Testo della pagina.
__________________________________________________

LA CONFERENZA SULLA SICUREZZA E LA COOPERAZIONE EUROPEA

L’origine della CSCE va ricercata nel contesto della guerra fredda e nella divisione dell’Europa in due blocchi contrapposti e ostili.
Per dovere di cronaca va detto che negli anni ’50 anche l’Unione Sovietica lanciò l’idea di una sicurezza collettiva europea, che fallì per le note diffidenze reciproche:
– l’Unione Sovietica coglieva tutte le opportunità di dialogo con l’occidente per legittimare l’ordinamento territoriale del dopoguerra e nel tentativo di sviluppare relazioni economiche, anche se condizionate, tra i due blocchi;
– gli stati occidentali, invece, si mostrarono più attivi nel fondere la sicurezza con la definizione dei diritti dell’uomo e dei diritti fondamentali degli stati.
La politica di distensione manifestatasi negli anni settanta contribuì a dare slancio all’idea di una conferenza europea sulle principali questioni concernenti est-ovest. Questa politica fu opera di un gruppo di Stati neutrali e non vincolati (N+N), tra i quali alla Svizzera va ascritto un merito particolare, che assunsero un importante ruolo di mediazione tra i blocchi.
Le prime consultazioni  su un possibile progetto di conferenza  ebbero luogo nel 1972 e nel 1973 a Dipoli, nei pressi di Helsinki, e proseguirono a Ginevra concludendosi nel ’75 con la firma dell’atto finale di Helsinki.

__________________________________________________

Dati forniti.
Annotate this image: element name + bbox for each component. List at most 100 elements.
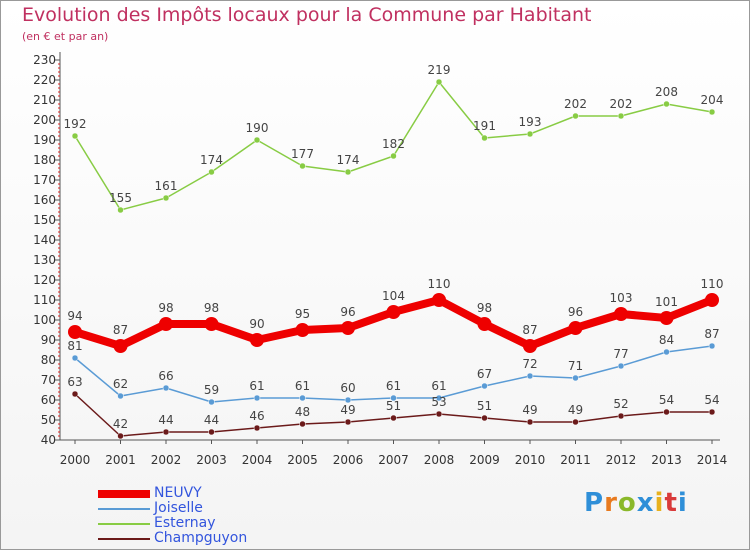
point-esternay <box>435 78 443 86</box>
point-joiselle <box>71 354 79 362</box>
point-champguyon <box>572 418 579 426</box>
data-label-joiselle: 67 <box>477 367 492 381</box>
legend-item-esternay: Esternay <box>98 516 247 531</box>
x-tick-label: 2004 <box>242 453 273 467</box>
point-champguyon <box>253 424 261 432</box>
data-label-joiselle: 59 <box>204 383 219 397</box>
logo-letter: i <box>677 488 688 518</box>
y-tick-label: 70 <box>41 373 56 387</box>
y-tick-label: 150 <box>33 213 56 227</box>
data-label-esternay: 191 <box>473 119 496 133</box>
data-label-joiselle: 62 <box>113 377 128 391</box>
legend-swatch <box>98 522 150 525</box>
logo-letter: r <box>604 488 618 518</box>
point-neuvy <box>477 317 492 331</box>
logo-letter: P <box>584 488 605 518</box>
point-esternay <box>71 132 79 140</box>
point-neuvy <box>295 323 310 337</box>
data-label-neuvy: 110 <box>701 277 724 291</box>
point-champguyon <box>481 414 488 422</box>
point-esternay <box>162 194 170 202</box>
logo-letter: i <box>654 488 665 518</box>
data-label-esternay: 193 <box>519 115 542 129</box>
x-tick-label: 2007 <box>378 453 409 467</box>
x-tick-label: 2005 <box>287 453 318 467</box>
point-neuvy <box>432 293 446 307</box>
data-label-champguyon: 44 <box>204 413 219 427</box>
data-label-champguyon: 53 <box>431 395 446 409</box>
chart-title: Evolution des Impôts locaux pour la Comm… <box>22 4 592 26</box>
x-tick-label: 2000 <box>60 453 91 467</box>
point-esternay <box>572 112 579 120</box>
x-tick-label: 2001 <box>105 453 136 467</box>
data-label-joiselle: 71 <box>568 359 583 373</box>
y-tick-label: 100 <box>33 313 56 327</box>
x-tick-label: 2006 <box>333 453 364 467</box>
logo-letter: t <box>664 488 678 518</box>
point-neuvy <box>705 293 719 307</box>
point-esternay <box>481 134 488 142</box>
point-neuvy <box>659 311 674 325</box>
data-label-champguyon: 49 <box>340 403 355 417</box>
point-neuvy <box>568 321 583 335</box>
data-label-joiselle: 60 <box>340 381 355 395</box>
point-champguyon <box>162 428 170 436</box>
point-joiselle <box>572 374 579 382</box>
y-tick-label: 210 <box>33 93 56 107</box>
point-esternay <box>708 108 716 116</box>
data-label-joiselle: 77 <box>613 347 628 361</box>
chart-legend: NEUVY Joiselle Esternay Champguyon <box>98 486 247 546</box>
point-neuvy <box>159 317 173 331</box>
data-label-joiselle: 84 <box>659 333 674 347</box>
y-tick-label: 110 <box>33 293 56 307</box>
point-joiselle <box>299 394 306 402</box>
data-label-joiselle: 61 <box>431 379 446 393</box>
point-joiselle <box>663 348 670 356</box>
data-label-esternay: 174 <box>200 153 223 167</box>
point-champguyon <box>435 410 443 418</box>
legend-item-neuvy: NEUVY <box>98 486 247 501</box>
data-label-champguyon: 42 <box>113 417 128 431</box>
y-tick-label: 230 <box>33 53 56 67</box>
legend-swatch <box>98 489 150 498</box>
point-joiselle <box>481 382 488 390</box>
point-champguyon <box>708 408 716 416</box>
data-label-joiselle: 87 <box>704 327 719 341</box>
data-label-joiselle: 61 <box>386 379 401 393</box>
y-tick-label: 80 <box>41 353 56 367</box>
data-label-champguyon: 54 <box>704 393 719 407</box>
data-label-joiselle: 81 <box>67 339 82 353</box>
y-tick-label: 50 <box>41 413 56 427</box>
data-label-champguyon: 63 <box>67 375 82 389</box>
data-label-esternay: 174 <box>337 153 360 167</box>
legend-label: Champguyon <box>154 530 248 546</box>
point-neuvy <box>113 339 128 353</box>
data-label-champguyon: 49 <box>522 403 537 417</box>
data-label-champguyon: 51 <box>477 399 492 413</box>
point-joiselle <box>117 392 124 400</box>
y-tick-label: 200 <box>33 113 56 127</box>
data-label-neuvy: 95 <box>295 307 310 321</box>
data-label-neuvy: 87 <box>522 323 537 337</box>
point-joiselle <box>253 394 261 402</box>
point-champguyon <box>663 408 670 416</box>
point-joiselle <box>344 396 352 404</box>
point-neuvy <box>204 317 219 331</box>
data-label-champguyon: 51 <box>386 399 401 413</box>
data-label-champguyon: 54 <box>659 393 674 407</box>
data-label-joiselle: 61 <box>295 379 310 393</box>
point-joiselle <box>526 372 534 380</box>
point-esternay <box>344 168 352 176</box>
point-joiselle <box>162 384 170 392</box>
data-label-neuvy: 98 <box>204 301 219 315</box>
point-champguyon <box>117 432 124 440</box>
x-tick-label: 2003 <box>196 453 227 467</box>
data-label-neuvy: 110 <box>428 277 451 291</box>
data-label-neuvy: 101 <box>655 295 678 309</box>
legend-label: Joiselle <box>154 500 203 516</box>
data-label-esternay: 219 <box>428 63 451 77</box>
point-champguyon <box>299 420 306 428</box>
data-label-joiselle: 66 <box>158 369 173 383</box>
data-label-esternay: 204 <box>701 93 724 107</box>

__________________________________________________

Istruzioni da seguire. Trascrivi parola per parola l'intero testo sulla CSCE. Basati unicamente sul testo sulla CSCE.

Risposta attesa.
LA CONFERENZA SULLA SICUREZZA E LA COOPERAZIONE EUROPEA

L’origine della CSCE va ricercata nel contesto della guerra fredda e nella divisione dell’Europa in due blocchi contrapposti e ostili.
Per dovere di cronaca va detto che negli anni ’50 anche l’Unione Sovietica lanciò l’idea di una sicurezza collettiva europea, che fallì per le note diffidenze reciproche:
– l’Unione Sovietica coglieva tutte le opportunità di dialogo con l’occidente per legittimare l’ordinamento territoriale del dopoguerra e nel tentativo di sviluppare relazioni economiche, anche se condizionate, tra i due blocchi;
– gli stati occidentali, invece, si mostrarono più attivi nel fondere la sicurezza con la definizione dei diritti dell’uomo e dei diritti fondamentali degli stati.
La politica di distensione manifestatasi negli anni settanta contribuì a dare slancio all’idea di una conferenza europea sulle principali questioni concernenti est-ovest. Questa politica fu opera di un gruppo di Stati neutrali e non vincolati (N+N), tra i quali alla Svizzera va ascritto un merito particolare, che assunsero un importante ruolo di mediazione tra i blocchi.
Le prime consultazioni  su un possibile progetto di conferenza  ebbero luogo nel 1972 e nel 1973 a Dipoli, nei pressi di Helsinki, e proseguirono a Ginevra concludendosi nel ’75 con la firma dell’atto finale di Helsinki.